# STORED RECORDS
*****

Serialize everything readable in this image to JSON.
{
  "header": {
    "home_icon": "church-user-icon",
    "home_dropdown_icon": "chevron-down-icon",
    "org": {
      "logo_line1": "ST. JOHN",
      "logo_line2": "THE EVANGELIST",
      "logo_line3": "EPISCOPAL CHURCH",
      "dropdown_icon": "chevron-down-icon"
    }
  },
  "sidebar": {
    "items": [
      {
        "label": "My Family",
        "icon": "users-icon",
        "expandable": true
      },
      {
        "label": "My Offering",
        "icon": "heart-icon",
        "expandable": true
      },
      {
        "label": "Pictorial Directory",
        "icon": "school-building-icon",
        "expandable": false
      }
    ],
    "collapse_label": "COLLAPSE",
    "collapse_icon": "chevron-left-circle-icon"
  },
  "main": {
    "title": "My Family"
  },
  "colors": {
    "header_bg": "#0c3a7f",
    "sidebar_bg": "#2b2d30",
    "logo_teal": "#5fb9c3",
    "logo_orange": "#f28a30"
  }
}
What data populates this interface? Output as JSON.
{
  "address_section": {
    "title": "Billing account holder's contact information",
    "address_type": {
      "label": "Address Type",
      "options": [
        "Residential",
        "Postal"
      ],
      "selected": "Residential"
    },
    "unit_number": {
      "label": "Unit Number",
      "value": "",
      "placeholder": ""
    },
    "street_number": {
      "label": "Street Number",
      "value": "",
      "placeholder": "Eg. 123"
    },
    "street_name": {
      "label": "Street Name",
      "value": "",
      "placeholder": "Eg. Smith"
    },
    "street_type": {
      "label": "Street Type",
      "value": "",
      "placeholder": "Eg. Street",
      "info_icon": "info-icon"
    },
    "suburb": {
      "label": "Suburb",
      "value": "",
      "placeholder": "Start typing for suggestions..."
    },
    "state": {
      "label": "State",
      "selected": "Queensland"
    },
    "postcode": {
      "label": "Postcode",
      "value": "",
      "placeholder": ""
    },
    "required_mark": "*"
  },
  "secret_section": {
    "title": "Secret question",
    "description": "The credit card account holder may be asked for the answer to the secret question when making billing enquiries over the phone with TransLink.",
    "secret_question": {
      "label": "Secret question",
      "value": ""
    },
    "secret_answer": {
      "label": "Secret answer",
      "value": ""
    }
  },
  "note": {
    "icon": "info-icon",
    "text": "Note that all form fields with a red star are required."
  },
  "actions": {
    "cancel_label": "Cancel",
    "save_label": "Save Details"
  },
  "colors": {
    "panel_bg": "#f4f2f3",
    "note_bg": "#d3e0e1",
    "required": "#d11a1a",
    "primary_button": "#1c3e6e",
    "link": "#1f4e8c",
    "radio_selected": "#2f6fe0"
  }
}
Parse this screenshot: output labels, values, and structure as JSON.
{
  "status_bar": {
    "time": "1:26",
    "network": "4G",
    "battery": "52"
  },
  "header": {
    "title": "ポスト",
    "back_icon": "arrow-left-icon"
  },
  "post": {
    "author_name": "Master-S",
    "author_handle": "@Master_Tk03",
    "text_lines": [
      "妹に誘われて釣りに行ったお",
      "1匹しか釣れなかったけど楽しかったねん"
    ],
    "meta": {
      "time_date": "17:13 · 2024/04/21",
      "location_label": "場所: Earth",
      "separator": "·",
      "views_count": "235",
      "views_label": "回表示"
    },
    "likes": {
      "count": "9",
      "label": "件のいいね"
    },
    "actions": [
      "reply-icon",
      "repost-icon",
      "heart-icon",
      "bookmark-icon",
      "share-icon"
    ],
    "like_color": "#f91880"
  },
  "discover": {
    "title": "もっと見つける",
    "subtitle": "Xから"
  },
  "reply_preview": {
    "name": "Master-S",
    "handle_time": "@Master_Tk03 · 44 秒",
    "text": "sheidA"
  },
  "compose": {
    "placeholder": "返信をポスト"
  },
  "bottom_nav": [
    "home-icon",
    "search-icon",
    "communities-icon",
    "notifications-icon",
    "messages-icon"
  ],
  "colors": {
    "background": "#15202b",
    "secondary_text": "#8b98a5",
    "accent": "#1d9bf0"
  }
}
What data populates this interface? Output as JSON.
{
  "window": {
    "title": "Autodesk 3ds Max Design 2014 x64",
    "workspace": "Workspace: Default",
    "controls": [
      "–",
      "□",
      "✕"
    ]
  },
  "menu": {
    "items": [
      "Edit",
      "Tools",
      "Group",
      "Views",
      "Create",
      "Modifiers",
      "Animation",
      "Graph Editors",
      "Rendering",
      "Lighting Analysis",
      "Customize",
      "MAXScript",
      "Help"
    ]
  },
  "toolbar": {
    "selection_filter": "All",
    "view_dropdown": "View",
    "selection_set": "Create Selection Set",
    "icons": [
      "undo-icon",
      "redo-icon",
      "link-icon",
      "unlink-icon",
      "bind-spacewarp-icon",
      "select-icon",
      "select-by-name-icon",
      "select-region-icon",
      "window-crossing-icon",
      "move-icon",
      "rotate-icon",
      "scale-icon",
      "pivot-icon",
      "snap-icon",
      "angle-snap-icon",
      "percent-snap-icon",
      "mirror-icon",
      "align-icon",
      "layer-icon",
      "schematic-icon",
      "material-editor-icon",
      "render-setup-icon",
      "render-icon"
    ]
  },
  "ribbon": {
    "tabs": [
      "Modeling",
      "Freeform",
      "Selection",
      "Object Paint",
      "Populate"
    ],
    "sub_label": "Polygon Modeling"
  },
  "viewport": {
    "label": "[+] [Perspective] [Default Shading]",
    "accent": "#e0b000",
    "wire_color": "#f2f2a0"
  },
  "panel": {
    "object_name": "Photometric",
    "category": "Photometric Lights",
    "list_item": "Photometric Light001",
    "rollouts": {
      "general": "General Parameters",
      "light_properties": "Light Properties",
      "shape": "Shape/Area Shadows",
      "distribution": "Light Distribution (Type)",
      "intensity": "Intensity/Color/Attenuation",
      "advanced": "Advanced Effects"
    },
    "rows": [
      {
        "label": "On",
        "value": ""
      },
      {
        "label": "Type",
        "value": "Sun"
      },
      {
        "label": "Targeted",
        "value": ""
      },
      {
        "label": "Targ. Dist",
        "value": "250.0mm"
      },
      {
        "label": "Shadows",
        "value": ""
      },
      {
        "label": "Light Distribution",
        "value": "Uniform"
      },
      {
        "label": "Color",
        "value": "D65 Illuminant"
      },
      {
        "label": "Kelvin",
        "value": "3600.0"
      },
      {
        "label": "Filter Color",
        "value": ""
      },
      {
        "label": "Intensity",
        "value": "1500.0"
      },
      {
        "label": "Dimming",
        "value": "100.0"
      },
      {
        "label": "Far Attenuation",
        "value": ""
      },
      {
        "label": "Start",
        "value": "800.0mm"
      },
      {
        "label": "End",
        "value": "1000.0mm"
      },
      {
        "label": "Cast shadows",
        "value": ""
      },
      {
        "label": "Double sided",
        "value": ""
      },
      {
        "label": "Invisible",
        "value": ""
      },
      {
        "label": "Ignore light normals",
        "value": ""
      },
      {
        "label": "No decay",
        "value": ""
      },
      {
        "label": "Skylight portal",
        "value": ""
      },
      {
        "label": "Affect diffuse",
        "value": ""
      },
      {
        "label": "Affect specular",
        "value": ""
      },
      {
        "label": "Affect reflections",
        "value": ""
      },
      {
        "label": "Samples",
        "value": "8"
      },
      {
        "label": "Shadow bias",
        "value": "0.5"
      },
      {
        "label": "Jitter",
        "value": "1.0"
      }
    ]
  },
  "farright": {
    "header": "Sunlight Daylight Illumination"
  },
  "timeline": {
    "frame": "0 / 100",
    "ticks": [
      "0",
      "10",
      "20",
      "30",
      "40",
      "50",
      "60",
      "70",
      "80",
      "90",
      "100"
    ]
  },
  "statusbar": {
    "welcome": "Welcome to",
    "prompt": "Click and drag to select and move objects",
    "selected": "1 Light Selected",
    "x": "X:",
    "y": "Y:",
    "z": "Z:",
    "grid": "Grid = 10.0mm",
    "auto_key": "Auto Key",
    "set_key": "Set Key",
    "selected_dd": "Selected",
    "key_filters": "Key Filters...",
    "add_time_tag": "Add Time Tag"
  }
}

*****

# TO DO
Where does the word "chevron" appear in the listing? List each line that holds it.

# EXERCISE ANSWER
    "home_dropdown_icon": "chevron-down-icon",
      "dropdown_icon": "chevron-down-icon"
    "collapse_icon": "chevron-left-circle-icon"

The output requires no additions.